Written task: Give the number of lines in the listing below that include the word "this", with nothing more.

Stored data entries
________________

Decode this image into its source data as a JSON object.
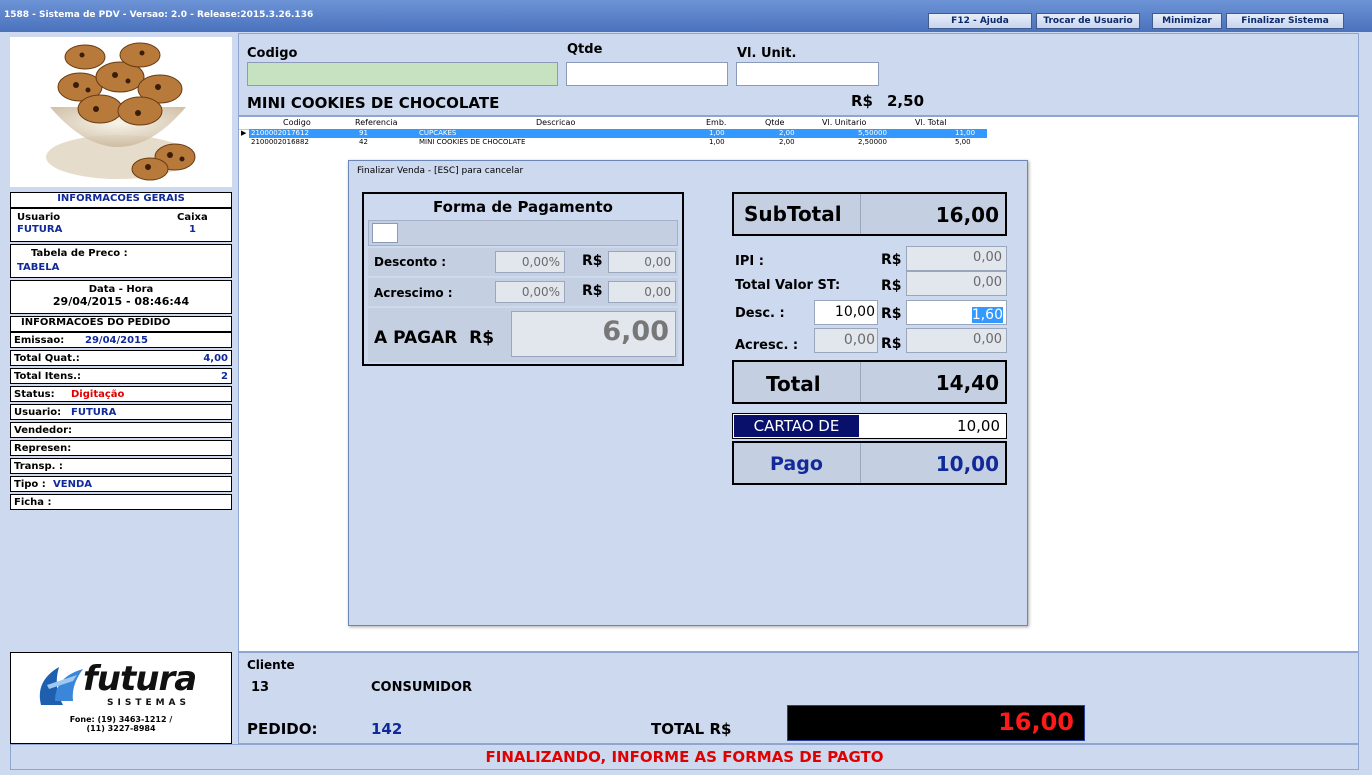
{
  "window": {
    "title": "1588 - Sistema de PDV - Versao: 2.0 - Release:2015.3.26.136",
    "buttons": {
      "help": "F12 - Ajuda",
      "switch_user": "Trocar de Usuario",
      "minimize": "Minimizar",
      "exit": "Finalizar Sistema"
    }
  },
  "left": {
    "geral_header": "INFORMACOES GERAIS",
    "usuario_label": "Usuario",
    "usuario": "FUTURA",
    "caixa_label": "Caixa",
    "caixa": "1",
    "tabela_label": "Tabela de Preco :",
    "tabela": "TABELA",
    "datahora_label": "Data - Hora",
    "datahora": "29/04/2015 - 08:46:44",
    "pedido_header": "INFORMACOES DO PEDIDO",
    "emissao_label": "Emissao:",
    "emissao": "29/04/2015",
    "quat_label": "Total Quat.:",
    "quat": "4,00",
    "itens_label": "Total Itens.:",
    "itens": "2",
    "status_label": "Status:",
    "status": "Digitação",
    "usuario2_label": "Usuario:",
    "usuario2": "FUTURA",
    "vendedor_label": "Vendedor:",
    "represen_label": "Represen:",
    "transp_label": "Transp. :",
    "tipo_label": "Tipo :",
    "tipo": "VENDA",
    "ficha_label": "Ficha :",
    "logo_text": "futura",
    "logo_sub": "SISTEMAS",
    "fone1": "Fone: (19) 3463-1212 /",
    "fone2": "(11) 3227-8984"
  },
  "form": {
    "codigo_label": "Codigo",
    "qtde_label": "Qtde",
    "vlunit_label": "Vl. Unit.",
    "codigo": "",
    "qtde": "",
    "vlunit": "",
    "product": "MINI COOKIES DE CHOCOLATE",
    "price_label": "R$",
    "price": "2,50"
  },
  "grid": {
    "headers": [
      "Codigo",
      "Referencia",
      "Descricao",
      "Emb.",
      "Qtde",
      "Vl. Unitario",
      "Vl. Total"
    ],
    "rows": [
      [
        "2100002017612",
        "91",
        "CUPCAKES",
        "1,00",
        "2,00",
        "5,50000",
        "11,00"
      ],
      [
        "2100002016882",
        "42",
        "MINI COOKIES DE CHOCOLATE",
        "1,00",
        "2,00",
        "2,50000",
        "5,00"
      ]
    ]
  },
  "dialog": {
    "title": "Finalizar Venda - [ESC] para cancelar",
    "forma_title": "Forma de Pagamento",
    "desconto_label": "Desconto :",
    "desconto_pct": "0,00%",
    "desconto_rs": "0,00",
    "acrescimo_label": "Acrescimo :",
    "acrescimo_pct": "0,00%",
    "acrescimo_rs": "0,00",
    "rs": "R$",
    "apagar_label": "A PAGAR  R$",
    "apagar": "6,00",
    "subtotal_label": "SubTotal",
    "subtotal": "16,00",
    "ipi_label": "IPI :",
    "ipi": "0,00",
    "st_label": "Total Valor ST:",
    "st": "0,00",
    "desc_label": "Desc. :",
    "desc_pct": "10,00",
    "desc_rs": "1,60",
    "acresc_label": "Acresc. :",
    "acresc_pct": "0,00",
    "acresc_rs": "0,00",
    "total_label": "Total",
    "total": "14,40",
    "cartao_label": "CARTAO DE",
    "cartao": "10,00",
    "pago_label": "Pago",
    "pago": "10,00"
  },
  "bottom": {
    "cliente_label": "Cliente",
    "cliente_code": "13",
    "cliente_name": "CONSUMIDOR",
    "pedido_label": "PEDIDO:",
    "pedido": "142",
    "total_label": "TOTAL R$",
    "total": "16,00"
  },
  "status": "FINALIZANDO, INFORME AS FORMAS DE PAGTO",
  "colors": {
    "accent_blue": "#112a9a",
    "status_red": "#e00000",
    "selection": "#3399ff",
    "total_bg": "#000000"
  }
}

________________

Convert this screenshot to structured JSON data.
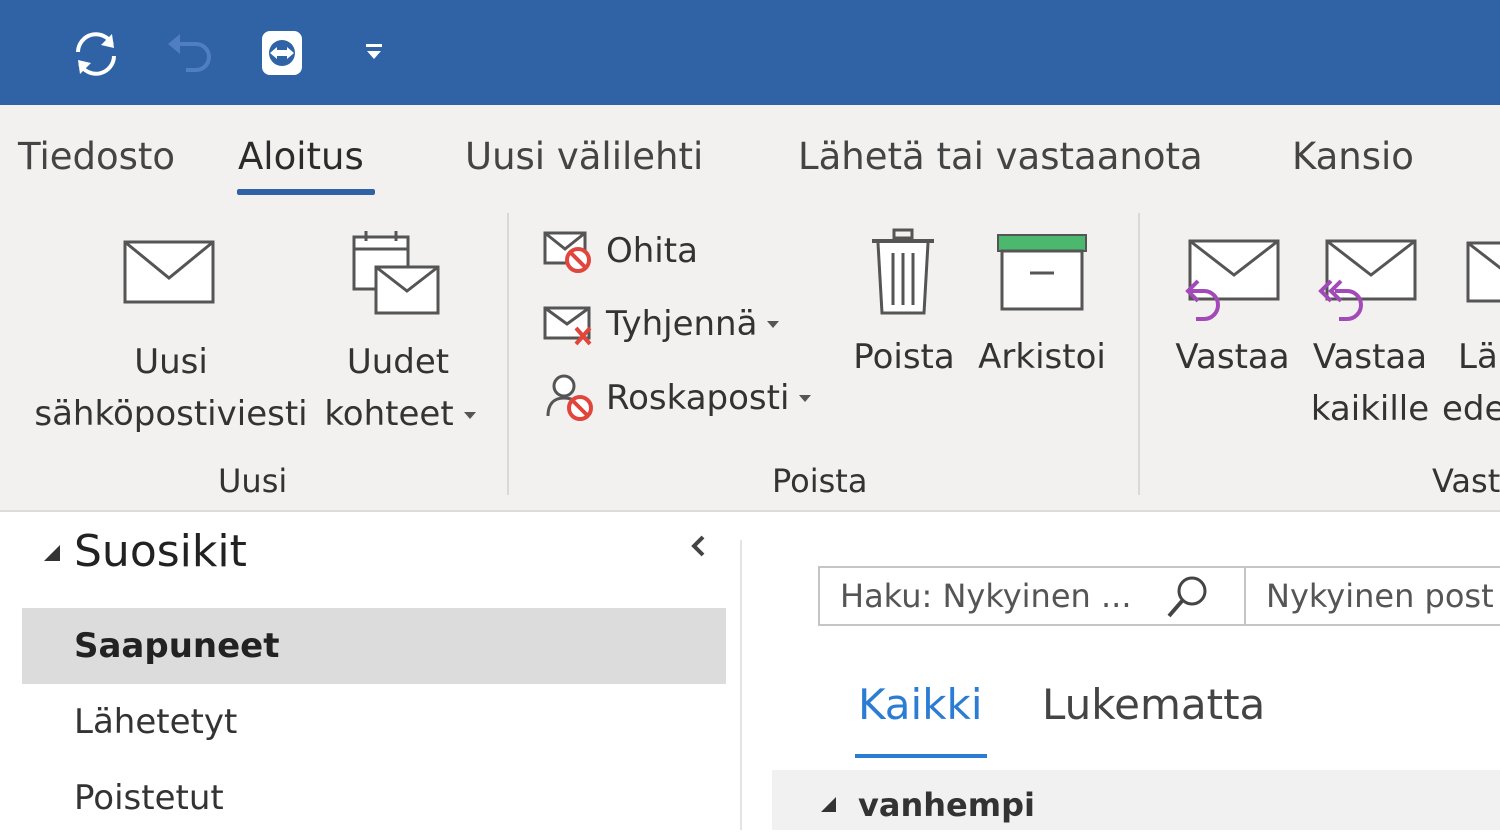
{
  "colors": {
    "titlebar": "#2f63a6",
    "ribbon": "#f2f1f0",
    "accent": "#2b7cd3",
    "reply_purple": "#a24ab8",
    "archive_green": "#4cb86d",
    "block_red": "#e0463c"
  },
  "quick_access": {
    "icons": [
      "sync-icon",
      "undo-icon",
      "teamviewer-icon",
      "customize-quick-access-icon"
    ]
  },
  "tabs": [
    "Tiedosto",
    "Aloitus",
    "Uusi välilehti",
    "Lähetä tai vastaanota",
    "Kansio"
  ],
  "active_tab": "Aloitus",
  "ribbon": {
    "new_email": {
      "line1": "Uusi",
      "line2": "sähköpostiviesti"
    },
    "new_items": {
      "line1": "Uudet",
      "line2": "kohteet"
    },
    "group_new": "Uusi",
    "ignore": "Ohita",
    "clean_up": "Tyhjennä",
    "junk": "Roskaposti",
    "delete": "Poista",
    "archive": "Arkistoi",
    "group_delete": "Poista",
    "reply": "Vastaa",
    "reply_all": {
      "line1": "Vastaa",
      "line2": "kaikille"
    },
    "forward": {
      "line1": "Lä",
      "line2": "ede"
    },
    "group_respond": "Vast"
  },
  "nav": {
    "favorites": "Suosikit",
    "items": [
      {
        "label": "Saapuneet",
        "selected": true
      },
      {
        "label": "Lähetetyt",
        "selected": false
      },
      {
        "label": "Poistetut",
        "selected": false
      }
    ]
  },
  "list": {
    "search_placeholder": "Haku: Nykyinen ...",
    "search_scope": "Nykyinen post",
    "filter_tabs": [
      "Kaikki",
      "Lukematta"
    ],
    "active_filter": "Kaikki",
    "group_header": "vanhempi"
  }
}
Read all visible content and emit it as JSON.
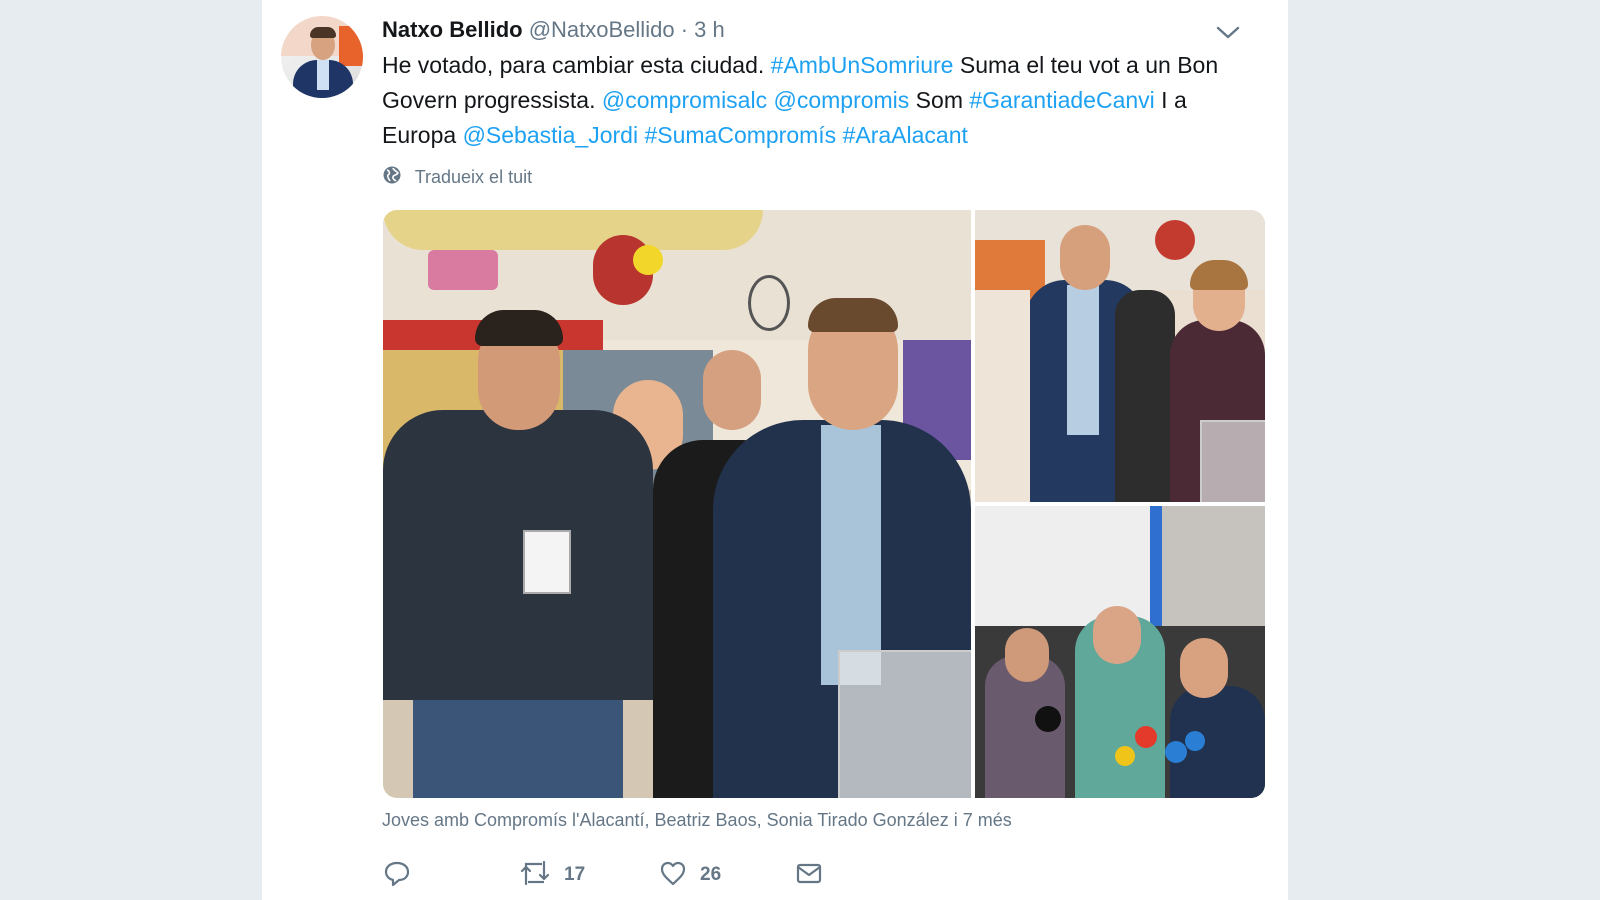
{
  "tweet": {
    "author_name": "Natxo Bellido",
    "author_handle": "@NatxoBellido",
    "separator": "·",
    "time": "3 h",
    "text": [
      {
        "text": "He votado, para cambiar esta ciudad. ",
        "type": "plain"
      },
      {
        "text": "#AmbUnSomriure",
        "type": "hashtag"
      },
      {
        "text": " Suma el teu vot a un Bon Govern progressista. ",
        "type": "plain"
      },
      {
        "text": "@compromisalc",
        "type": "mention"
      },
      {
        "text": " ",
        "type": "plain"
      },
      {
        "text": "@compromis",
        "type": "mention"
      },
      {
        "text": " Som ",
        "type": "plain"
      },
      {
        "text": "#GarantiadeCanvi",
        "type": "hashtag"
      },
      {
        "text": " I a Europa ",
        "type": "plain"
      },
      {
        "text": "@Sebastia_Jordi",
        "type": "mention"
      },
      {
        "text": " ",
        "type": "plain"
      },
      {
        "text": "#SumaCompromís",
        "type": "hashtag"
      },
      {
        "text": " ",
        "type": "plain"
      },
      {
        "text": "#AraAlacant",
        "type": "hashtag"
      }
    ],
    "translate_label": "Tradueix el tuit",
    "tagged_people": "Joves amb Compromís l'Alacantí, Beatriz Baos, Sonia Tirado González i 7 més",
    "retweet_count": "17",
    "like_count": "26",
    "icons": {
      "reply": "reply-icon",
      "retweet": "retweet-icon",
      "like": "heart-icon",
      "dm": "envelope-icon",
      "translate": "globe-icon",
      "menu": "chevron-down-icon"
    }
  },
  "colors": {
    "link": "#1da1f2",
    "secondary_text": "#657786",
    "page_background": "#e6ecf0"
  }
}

________________

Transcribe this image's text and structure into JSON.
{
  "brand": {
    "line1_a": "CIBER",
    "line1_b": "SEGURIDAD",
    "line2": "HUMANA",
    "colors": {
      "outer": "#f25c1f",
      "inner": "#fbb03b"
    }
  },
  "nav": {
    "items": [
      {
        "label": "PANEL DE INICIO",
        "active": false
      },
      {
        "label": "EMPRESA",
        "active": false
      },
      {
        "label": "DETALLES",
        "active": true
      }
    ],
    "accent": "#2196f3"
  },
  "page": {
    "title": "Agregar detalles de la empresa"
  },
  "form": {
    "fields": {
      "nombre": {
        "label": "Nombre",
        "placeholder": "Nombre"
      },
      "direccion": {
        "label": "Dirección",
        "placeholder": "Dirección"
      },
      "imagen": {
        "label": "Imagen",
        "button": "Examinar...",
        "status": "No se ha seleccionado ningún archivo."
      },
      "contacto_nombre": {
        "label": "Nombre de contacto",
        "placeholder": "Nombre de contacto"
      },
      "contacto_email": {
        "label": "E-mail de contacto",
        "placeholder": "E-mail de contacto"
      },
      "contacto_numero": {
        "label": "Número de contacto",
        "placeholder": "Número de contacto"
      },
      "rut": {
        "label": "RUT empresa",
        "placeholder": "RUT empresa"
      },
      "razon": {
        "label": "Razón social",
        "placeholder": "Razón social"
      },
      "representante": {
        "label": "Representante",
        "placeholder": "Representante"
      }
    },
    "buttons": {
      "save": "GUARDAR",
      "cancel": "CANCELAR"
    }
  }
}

________________

The output: 3